It is well, one may be inclined to mutter, as one reads this, but how about the color? It may be nearly the same, but certainly there is a difference. In his book "On Generation" Harvey himself describes in more detail the changes which occur in shed blood on standing, and says: "Of the red parts the upper are more florid, those below are blackish." In the same description he refers shortly after to "the florid and ruddy part which is commonly thought to be arterial blood."[89] The words last quoted evidently refer to the upper part of coagulating blood as commonly seen. This in medical practice would be blood drawn from a vein, and Harvey says nothing of arteriotomy in this passage. Indeed, he refers in the context to venesection; and earlier in the same chapter he wrote: "Physicians observe only human blood, and this shed by venesection into a basin, and coagulated."[90]
The foregoing passages show at once that opinions had been clarified very little by the suggestive change of color caused in shed blood by contact with air. Years before, in jotting down his lecture notes, Harvey had noted that the arterial blood is redder;[91] Galen had known it;[92] it must always have been known. In 1649 Harvey wrote:—
"Three things are especially apt to give rise to this opinion of the diversity of the blood: the first is that the blood which is drawn in arteriotomy is more florid....[93] Whenever and wherever blood issues through a narrow orifice it is strained, as it were, and the thinner and lighter part, which usually swims on top and is the more penetrating, is emitted."[94]
A number of observations follow, of appearances noted in nosebleed, in the use of leeches, in cupping, and in blood-letting from veins and arteries. All these appearances are adduced in support of the view that it is the straining of the blood which renders it more florid, and they all show that the brightening of the color of shed blood on exposure to air served only to lead Harvey off on a false scent. Continuing he refers, as follows, to direct inspection of the dissected lungs:—
"The blood is found to be much more florid within the lungs and after it is squeezed out of them, than in the arteries."[95]
A few pages farther on he states, categorically, the false conclusion to which he has been driven, saying:—
"It is no less plain why the blood of the lungs is so ruddy; for it is thinner, because there it is filtered through."[96]
Nothing indicates better Harvey's readiness to minimize the essential differences between venous and arterial blood than a passage in the treatise of 1628, in which he says that, compared with the left ventricle, the right ventricle "is of greater capacity, that it may supply not only matter to the left ventricle, but also nourishment to the lungs."[97] It should be remembered that, in Harvey's day, the so-called bronchial arteries were still unknown, through which the tissues of the lungs are supplied with arterial blood from the aorta.[98] Not only Columbus,[99] but even Galen,[100] had each devised an erroneous way in which to provide the lungs with "spirituous" or "vital" blood, in addition to the venous blood from the right ventricle; but Harvey is obviously content to let the latter suffice for their nutrition.
What has gone before indicates how erroneous it is to speak of the pulmonary transit, as Columbus had set it forth in 1559, nineteen years before Harvey's birth, as though Columbus were in some sort a sharer in the discovery of the circulation. Those who so speak fail to note the difference between blood and the blood. Although Columbus girded at Galen and corrected him, Columbus's pulmonary transit of a fraction of the blood by curing more than one defect of the Galenic doctrine strengthened the erroneous Galenic physiology of the blood-movement. Of these larger features Columbus not only was no enemy, but remained a devoted adherent. His doctrine certainly paved the way for Harvey's, but in no more immediate sense than did Galen's doctrine that blood is naturally contained in the arteries.[80]
※
Activity:
In the passage on Harvey and the color of blood, in what year did Columbus set forth the pulmonary transit?
※
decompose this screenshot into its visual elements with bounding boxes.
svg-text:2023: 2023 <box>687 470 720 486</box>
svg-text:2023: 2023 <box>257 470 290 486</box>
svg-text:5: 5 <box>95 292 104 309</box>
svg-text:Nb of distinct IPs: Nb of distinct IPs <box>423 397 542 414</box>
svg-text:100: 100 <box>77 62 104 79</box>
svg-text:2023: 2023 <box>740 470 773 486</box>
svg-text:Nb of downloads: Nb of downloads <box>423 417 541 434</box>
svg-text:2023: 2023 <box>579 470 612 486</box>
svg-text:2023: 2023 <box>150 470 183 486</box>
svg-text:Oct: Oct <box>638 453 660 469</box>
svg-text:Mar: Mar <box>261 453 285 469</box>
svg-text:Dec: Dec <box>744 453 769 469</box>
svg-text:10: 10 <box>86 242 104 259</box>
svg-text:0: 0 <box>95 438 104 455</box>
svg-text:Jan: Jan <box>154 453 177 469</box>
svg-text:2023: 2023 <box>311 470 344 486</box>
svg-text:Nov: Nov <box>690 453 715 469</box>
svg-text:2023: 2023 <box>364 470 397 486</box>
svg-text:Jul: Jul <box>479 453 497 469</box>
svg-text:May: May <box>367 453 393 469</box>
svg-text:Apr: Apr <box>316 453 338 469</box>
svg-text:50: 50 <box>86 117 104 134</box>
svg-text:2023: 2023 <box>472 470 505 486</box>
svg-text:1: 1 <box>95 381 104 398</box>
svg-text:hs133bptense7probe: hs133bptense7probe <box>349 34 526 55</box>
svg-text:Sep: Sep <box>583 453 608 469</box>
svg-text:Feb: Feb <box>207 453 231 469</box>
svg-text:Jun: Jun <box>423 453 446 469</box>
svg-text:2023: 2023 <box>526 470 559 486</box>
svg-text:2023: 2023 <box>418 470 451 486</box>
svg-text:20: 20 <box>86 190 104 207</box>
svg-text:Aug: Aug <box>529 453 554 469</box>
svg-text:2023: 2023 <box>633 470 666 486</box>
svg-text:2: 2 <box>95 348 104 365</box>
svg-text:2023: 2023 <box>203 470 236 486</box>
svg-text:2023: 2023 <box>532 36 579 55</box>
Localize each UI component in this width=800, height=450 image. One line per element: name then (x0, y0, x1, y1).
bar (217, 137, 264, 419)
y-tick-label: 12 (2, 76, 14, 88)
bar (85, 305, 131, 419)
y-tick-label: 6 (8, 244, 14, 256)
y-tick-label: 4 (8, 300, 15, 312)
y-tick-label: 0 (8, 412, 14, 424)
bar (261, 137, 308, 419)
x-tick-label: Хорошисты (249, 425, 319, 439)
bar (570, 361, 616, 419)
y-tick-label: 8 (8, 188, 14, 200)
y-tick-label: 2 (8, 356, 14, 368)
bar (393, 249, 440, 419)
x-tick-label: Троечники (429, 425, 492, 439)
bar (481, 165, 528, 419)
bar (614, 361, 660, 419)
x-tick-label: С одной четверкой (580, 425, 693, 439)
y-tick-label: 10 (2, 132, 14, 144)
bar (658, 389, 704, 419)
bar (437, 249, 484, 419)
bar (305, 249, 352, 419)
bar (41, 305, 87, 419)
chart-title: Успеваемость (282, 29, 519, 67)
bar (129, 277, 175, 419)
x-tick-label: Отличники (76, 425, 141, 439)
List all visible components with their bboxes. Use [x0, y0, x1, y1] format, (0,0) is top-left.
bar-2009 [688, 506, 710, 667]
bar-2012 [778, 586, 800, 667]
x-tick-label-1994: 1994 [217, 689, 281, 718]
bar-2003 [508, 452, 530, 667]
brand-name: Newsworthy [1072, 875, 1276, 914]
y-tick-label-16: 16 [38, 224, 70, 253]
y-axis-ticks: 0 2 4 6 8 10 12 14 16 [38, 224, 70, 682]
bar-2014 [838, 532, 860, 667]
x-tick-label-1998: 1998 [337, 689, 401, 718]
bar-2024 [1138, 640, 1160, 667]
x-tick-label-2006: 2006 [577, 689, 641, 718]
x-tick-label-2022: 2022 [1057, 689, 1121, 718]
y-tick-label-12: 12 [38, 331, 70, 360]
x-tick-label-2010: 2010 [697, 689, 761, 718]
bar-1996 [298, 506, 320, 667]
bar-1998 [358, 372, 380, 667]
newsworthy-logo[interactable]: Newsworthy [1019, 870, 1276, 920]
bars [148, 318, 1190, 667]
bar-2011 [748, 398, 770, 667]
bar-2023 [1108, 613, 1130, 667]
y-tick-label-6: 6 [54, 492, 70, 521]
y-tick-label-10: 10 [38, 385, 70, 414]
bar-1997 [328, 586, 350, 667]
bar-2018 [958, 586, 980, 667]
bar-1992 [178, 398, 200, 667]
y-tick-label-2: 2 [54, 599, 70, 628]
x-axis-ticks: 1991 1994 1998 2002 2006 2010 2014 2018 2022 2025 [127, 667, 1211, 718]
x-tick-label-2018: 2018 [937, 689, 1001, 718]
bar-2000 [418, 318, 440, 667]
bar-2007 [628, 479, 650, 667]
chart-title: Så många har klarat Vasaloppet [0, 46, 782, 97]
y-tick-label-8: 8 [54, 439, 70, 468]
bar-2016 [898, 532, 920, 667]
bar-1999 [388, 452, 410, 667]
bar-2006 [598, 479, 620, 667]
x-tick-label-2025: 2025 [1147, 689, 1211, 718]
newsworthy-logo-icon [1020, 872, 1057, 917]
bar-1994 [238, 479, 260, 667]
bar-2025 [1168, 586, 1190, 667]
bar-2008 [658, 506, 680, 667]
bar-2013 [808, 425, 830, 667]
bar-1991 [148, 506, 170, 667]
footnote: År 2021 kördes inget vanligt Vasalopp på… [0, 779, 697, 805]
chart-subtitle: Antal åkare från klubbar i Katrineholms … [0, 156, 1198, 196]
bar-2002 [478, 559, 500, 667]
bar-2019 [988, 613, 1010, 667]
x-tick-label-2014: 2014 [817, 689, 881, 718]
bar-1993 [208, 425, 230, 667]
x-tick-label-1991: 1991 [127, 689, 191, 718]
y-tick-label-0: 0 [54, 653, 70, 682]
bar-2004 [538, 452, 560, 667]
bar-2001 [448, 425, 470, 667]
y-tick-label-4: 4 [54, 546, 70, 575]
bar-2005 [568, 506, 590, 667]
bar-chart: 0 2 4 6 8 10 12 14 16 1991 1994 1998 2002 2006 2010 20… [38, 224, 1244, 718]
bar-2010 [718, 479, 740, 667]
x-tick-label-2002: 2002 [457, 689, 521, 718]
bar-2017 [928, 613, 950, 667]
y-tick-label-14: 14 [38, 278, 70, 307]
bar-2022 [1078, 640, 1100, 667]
※
Response box:
1559